EXERCISE SET:
1. Answer these from the Domino credential store instructions:
(a) From which template do the console commands create the credential store database?
(b) To which file is the named encryption key added?
(c) What should be recorded after the key is created?
2. Reproduce the part of the Domino credential store instructions starting with "About this task" and going on through "database file name.".
3. Write the next part of the Domino credential store setup instructions, picking up after their final sentence.

PROVIDED PASSAGE:
□ □ □ □ □ □ □

Creating the credential store application on a single Domino® server
Use keymgmt
commands at the Domino® server console to set up the credential
store for single-server use.
About this task
The console commands described here create the credential store database (credstore.nsf) from the websecuritystore.ntf template. Do not use this template to create the database manually. Do not change the database file name.
Procedure
-
From the server console, use the following command to create a named encryption key
(NEK) which is added to the server ID file. Domino® uses the key to encrypt the credentials that are stored in the credential
store.
keymgmt create nek <nekname>
where <nekname
is a name you give the key. For example:keymgmt create nek credstorekey
-
Verify that you see a message in the server console log similar to the following one
indicating that the key is created successfully:
[024C:0008-3848] 04/16/2019 05:04:13.06 PM NEK > NEK credstorekey - Fingerprint 44A5 624A 65CD 1771 F274 4779 C7AB 2FE0 9671 BB30 [024C:0008-3848] NEK credstorekey created successfully
- Make a note of the displayed fingerprint for the key.

□ □ □ □ □ □ □

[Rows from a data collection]

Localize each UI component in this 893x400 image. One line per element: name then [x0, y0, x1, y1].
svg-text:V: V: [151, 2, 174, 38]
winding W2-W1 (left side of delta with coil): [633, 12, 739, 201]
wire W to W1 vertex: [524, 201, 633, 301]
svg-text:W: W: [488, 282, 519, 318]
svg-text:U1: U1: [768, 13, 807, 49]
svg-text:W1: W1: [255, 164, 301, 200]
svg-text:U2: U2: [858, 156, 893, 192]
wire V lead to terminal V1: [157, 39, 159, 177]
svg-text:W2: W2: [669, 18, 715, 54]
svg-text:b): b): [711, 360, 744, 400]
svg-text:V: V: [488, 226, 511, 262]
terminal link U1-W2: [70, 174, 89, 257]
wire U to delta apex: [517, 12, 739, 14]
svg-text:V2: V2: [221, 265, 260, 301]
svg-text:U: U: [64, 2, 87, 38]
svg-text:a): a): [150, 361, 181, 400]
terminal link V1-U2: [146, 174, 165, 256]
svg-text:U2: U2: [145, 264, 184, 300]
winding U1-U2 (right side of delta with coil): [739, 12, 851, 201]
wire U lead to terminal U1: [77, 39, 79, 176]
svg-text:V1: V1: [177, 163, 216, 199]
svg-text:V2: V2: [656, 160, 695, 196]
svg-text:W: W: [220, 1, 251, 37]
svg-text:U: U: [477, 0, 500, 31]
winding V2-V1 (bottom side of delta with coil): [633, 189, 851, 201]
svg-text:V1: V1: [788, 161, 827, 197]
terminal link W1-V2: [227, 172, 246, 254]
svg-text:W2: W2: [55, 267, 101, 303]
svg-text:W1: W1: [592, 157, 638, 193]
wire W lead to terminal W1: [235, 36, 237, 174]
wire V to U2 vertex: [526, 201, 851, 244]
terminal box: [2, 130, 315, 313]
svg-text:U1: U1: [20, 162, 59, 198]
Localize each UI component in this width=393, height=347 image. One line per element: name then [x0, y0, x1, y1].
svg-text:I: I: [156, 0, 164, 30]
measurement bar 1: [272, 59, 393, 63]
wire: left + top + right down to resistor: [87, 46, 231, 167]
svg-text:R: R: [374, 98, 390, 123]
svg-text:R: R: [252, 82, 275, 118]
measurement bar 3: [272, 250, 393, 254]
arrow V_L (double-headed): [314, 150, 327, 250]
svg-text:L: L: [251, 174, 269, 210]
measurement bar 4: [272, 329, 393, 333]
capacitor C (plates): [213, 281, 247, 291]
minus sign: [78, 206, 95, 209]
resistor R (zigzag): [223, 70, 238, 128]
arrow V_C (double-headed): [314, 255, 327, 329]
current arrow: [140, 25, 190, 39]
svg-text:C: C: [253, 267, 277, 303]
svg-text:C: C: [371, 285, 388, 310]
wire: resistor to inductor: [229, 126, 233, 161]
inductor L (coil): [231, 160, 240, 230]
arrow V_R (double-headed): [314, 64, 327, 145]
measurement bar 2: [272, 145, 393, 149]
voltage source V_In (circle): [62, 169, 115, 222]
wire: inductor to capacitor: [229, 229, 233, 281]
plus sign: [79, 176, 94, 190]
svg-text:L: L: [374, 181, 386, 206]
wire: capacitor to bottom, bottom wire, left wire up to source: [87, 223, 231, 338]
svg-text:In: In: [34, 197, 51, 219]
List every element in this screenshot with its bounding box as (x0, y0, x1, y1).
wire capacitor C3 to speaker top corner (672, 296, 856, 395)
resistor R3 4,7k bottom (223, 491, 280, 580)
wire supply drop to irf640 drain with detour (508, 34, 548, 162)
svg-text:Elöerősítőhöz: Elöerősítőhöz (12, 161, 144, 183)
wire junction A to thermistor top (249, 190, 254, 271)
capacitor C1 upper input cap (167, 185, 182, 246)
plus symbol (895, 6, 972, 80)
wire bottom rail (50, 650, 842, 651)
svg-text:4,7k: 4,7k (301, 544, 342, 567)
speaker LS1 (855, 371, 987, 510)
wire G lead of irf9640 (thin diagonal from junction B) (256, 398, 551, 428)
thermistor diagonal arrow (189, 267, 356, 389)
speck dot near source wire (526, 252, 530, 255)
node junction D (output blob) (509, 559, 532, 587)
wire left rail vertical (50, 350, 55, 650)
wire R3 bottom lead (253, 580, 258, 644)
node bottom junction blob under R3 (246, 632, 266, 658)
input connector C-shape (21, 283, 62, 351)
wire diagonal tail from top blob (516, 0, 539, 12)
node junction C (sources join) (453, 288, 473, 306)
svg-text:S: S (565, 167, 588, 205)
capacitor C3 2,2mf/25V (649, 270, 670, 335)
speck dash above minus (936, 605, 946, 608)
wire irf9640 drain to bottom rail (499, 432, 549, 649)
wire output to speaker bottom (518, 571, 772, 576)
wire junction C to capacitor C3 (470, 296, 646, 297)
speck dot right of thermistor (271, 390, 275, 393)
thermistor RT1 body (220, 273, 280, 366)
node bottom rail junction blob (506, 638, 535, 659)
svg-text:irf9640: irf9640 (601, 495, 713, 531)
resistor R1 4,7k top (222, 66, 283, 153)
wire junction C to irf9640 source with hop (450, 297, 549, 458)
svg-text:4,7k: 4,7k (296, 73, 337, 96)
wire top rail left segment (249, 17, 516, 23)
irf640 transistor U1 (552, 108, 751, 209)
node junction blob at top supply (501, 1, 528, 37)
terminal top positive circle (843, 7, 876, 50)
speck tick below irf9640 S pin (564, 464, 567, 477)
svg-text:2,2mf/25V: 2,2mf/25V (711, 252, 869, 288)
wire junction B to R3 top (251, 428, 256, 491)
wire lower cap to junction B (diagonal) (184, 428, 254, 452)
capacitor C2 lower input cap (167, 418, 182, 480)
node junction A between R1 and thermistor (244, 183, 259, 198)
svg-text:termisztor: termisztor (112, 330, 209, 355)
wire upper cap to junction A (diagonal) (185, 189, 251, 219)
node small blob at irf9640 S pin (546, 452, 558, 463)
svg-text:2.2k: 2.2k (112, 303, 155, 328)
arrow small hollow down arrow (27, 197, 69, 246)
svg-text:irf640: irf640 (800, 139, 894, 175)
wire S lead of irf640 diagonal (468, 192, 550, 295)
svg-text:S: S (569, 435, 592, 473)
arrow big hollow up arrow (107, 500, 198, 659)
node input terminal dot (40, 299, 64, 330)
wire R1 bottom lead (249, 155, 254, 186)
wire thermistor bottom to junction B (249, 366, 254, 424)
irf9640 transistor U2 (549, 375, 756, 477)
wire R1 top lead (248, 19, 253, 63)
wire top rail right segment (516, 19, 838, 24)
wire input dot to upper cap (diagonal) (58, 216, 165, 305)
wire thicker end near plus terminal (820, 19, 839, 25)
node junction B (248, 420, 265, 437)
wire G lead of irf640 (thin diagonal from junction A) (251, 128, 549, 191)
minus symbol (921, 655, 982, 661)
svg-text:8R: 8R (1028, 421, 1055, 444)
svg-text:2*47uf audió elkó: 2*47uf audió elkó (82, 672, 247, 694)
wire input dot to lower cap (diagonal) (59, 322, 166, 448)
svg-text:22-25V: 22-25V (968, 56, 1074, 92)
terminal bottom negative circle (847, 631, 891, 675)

□ □ □ □ □ □ □

ANSWERS GIVEN:
1.
(a) websecuritystore.ntf
(b) The server ID file
(c) The displayed fingerprint for the key

2.
About this task
The console commands described here create the credential store database (credstore.nsf) from the websecuritystore.ntf template. Do not use this template to create the database manually. Do not change the database file name.

3.
-
From the server console, use the following command to create the credential store
application and encrypt it using the key you created:
For example:keymgmt create credstore <nekname>
Verify that:keymgmt create credstore credstorekey
- The fingerprint matches the one you noted in Step 3.
- The database credstore.nsf is created in the Domino® \data\IBM_CredStore directory.